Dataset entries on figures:

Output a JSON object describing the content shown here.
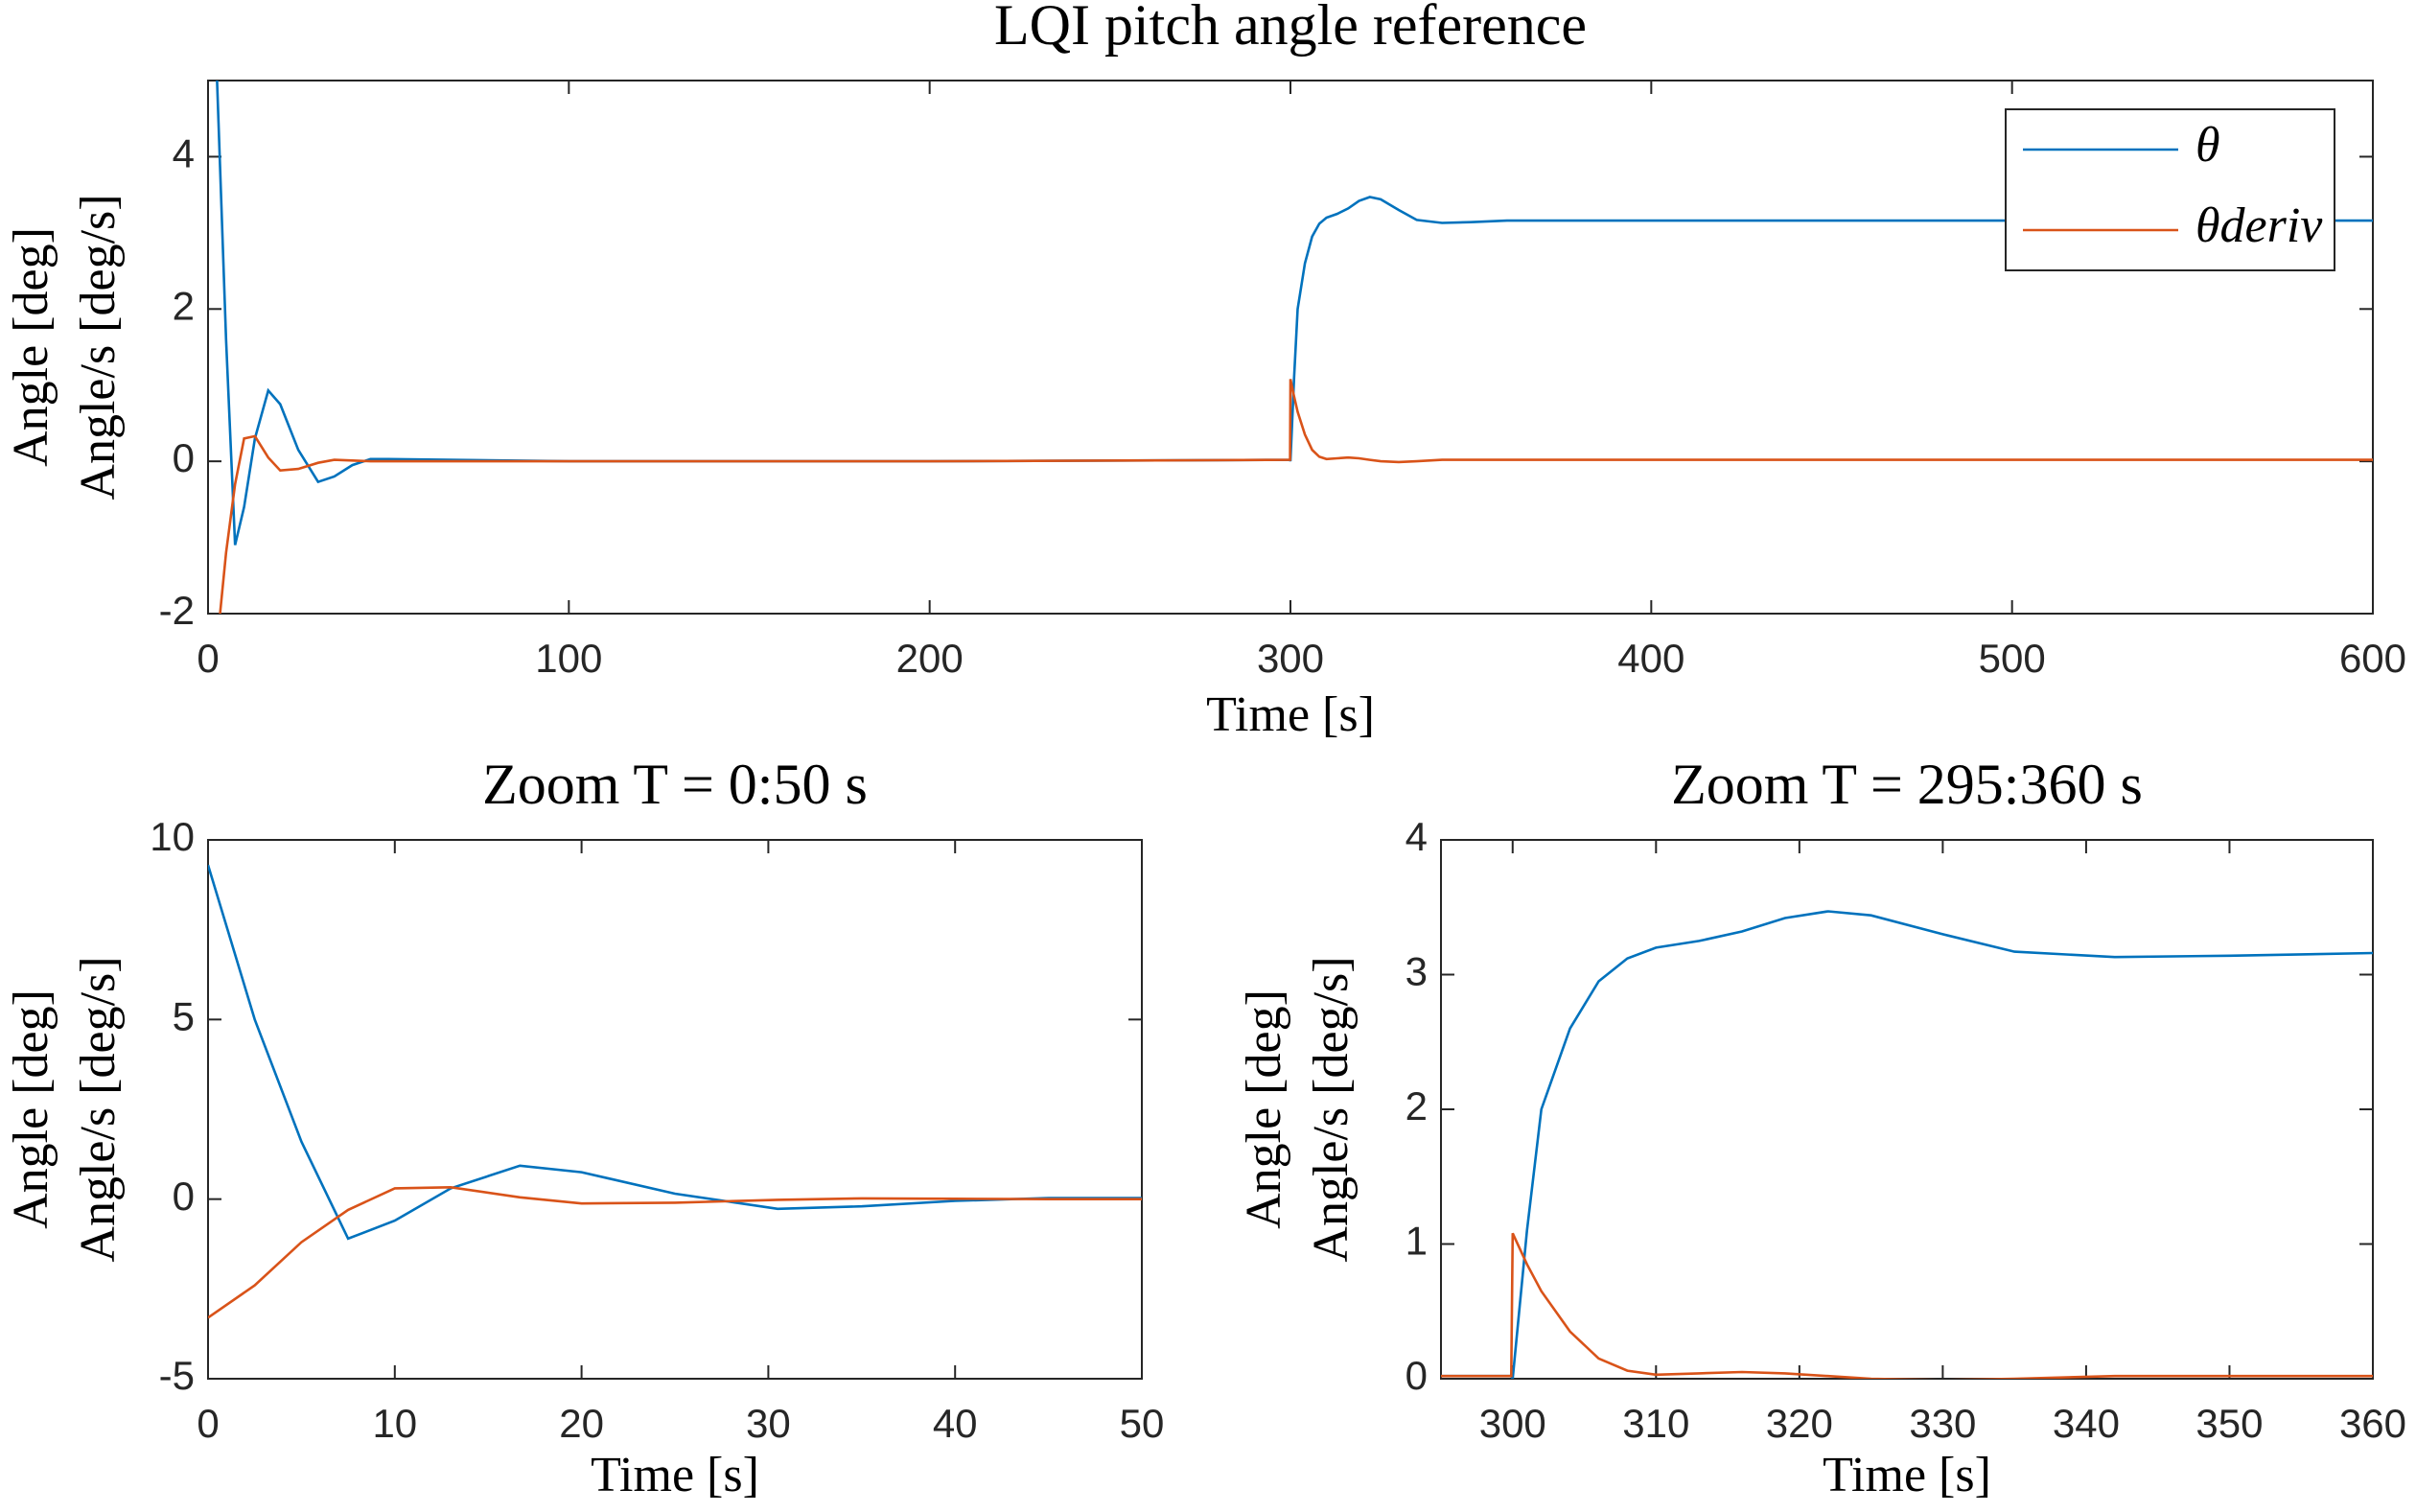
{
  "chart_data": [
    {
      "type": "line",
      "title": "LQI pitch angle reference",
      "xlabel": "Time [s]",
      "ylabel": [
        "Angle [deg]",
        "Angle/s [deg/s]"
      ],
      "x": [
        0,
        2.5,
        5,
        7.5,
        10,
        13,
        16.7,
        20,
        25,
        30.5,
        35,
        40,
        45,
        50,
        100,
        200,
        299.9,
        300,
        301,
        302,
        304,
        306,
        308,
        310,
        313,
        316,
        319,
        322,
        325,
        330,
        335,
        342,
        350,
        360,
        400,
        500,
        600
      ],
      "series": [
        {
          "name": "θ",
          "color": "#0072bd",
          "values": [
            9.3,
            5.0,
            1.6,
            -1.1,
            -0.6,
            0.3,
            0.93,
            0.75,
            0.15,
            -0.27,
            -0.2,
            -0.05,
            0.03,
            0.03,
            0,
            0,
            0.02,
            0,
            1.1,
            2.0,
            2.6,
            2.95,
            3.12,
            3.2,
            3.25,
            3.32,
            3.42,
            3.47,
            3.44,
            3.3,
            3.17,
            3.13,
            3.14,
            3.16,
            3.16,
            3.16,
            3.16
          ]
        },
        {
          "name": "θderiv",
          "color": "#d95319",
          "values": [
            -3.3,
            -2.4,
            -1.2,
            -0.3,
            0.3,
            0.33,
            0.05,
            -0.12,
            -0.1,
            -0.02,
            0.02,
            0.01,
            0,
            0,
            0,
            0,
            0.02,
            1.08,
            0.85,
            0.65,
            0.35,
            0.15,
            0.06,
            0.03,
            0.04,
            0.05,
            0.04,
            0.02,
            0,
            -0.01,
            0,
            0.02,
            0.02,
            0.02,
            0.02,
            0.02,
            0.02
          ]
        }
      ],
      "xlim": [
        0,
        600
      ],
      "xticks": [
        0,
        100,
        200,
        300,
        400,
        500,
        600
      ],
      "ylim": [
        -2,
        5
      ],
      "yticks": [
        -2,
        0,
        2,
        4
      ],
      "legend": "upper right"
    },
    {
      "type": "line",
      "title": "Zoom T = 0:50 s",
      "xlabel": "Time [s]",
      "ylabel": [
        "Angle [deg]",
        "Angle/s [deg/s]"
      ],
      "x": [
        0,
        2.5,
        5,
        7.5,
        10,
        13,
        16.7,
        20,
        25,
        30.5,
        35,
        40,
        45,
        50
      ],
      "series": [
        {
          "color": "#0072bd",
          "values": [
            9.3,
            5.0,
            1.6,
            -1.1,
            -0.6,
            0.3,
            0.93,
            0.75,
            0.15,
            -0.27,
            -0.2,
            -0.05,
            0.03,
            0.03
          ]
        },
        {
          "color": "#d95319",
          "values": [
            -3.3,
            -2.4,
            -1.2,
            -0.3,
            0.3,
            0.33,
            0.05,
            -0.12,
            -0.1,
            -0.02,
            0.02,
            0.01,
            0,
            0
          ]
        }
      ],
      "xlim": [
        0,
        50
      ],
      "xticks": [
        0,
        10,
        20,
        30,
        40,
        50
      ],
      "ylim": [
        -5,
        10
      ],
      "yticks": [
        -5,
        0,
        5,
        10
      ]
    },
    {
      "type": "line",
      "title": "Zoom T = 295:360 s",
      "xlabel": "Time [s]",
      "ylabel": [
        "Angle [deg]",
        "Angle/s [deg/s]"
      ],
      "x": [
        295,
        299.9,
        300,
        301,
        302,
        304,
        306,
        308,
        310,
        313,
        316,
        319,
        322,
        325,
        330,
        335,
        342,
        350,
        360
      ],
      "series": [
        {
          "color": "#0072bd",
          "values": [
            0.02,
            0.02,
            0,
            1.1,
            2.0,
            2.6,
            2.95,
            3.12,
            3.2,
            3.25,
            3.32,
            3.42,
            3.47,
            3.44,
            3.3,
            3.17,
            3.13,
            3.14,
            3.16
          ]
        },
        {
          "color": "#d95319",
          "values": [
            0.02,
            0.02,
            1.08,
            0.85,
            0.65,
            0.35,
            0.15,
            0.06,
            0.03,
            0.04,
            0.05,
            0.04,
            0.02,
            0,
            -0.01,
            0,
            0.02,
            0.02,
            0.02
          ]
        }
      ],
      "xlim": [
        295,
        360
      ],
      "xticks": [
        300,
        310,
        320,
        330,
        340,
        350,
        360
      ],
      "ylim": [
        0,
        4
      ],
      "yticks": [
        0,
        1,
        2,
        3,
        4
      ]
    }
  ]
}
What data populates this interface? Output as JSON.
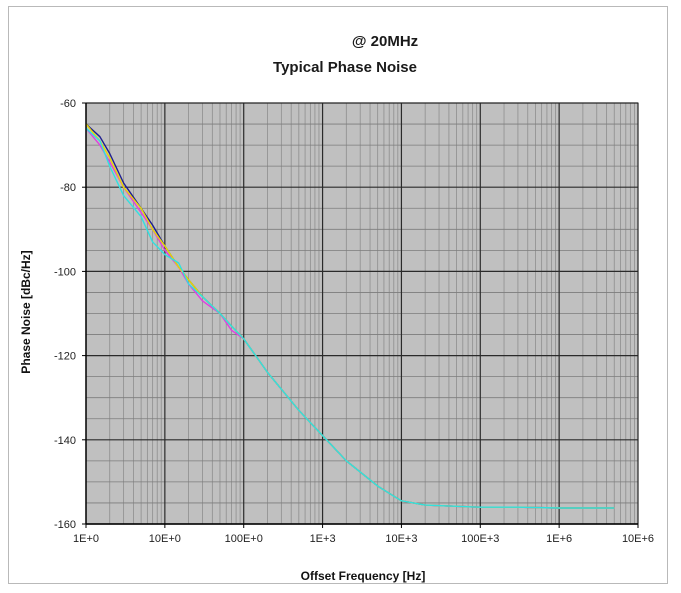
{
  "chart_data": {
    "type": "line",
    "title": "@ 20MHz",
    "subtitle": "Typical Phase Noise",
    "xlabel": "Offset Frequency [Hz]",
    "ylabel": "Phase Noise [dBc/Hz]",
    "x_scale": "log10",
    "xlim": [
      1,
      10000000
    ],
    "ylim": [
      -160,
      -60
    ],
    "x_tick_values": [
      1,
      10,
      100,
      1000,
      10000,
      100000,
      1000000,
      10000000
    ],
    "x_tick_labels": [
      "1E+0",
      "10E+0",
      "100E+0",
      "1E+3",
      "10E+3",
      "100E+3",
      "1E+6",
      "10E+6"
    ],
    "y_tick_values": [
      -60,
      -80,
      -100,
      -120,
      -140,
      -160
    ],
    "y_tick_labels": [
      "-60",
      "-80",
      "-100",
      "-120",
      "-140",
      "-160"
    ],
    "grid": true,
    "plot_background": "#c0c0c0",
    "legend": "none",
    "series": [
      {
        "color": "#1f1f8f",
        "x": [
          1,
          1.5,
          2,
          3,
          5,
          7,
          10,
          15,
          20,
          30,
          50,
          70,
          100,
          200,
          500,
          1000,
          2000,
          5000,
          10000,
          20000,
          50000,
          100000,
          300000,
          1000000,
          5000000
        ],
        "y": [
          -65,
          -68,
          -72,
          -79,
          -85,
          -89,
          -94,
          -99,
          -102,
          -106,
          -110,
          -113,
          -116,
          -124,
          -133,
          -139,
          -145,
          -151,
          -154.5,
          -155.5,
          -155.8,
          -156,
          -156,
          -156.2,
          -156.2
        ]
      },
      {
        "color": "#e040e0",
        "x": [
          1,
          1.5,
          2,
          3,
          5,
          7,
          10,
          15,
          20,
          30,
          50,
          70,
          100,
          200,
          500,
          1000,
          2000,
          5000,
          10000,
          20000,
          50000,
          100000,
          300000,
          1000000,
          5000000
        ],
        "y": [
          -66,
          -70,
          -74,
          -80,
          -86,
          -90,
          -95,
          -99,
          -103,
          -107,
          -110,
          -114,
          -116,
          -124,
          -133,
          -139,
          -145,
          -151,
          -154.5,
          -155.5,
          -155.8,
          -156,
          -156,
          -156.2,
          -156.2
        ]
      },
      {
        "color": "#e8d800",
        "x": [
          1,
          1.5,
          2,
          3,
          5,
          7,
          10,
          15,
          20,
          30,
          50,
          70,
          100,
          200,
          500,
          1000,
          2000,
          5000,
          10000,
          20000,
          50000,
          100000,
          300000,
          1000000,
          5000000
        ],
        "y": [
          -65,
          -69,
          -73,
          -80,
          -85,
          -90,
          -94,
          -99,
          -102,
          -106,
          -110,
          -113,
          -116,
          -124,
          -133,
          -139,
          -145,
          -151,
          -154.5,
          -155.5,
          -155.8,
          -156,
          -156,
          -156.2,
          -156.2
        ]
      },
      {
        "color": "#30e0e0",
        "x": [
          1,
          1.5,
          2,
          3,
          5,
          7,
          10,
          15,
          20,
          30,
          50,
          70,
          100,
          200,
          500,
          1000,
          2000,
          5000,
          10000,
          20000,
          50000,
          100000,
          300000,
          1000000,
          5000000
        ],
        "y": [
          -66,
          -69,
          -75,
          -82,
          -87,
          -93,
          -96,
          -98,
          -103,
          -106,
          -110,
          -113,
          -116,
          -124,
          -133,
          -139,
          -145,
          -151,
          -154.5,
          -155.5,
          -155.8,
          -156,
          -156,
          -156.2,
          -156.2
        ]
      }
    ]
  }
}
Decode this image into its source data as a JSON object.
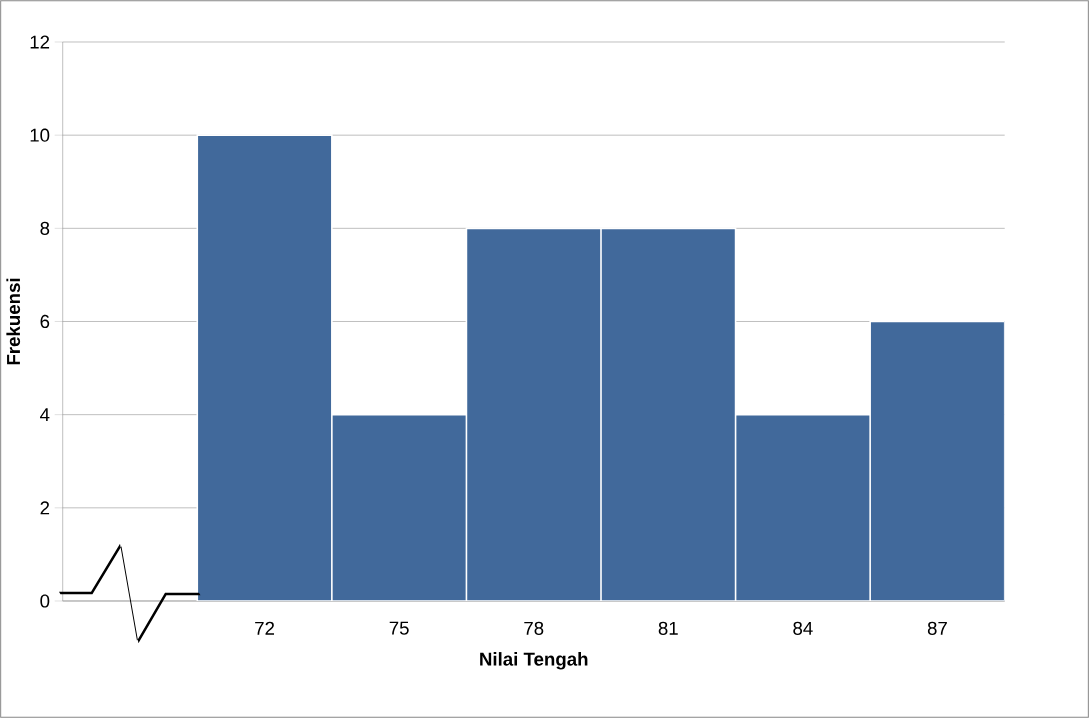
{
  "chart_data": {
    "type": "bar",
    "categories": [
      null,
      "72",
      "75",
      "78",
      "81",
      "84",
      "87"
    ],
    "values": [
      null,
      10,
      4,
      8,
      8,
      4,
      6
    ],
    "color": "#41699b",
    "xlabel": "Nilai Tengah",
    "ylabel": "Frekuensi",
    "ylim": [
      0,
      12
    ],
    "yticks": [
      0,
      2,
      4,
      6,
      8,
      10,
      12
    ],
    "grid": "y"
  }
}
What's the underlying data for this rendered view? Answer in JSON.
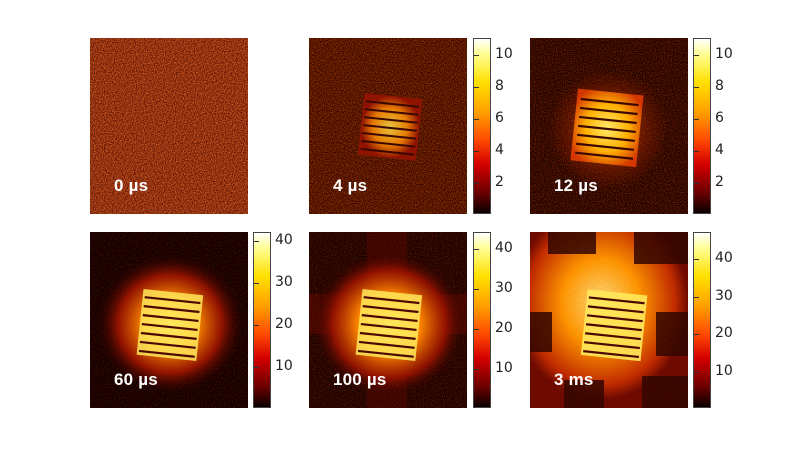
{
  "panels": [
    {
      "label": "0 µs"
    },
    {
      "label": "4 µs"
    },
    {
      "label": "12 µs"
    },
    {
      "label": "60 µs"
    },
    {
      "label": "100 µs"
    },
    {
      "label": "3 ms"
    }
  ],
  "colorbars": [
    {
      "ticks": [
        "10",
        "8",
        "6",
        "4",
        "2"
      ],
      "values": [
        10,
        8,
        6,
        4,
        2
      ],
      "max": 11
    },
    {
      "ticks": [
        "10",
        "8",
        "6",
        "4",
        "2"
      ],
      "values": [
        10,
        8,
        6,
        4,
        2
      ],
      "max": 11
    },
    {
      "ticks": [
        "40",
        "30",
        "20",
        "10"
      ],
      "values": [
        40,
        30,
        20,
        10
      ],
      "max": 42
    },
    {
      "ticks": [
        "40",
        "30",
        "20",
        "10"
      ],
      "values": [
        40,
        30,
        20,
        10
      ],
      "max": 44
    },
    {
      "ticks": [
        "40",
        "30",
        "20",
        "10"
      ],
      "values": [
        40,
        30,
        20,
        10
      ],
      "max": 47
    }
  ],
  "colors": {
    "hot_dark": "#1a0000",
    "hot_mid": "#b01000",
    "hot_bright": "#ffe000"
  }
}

* _REQUEST_:
Extract from the material all lines containing the string "this".

* _TASK ANSWER_:
What data populates this interface? Output as JSON.
Decode this image into its source data as a JSON object.
What's the underlying data for this rendered view? Answer in JSON.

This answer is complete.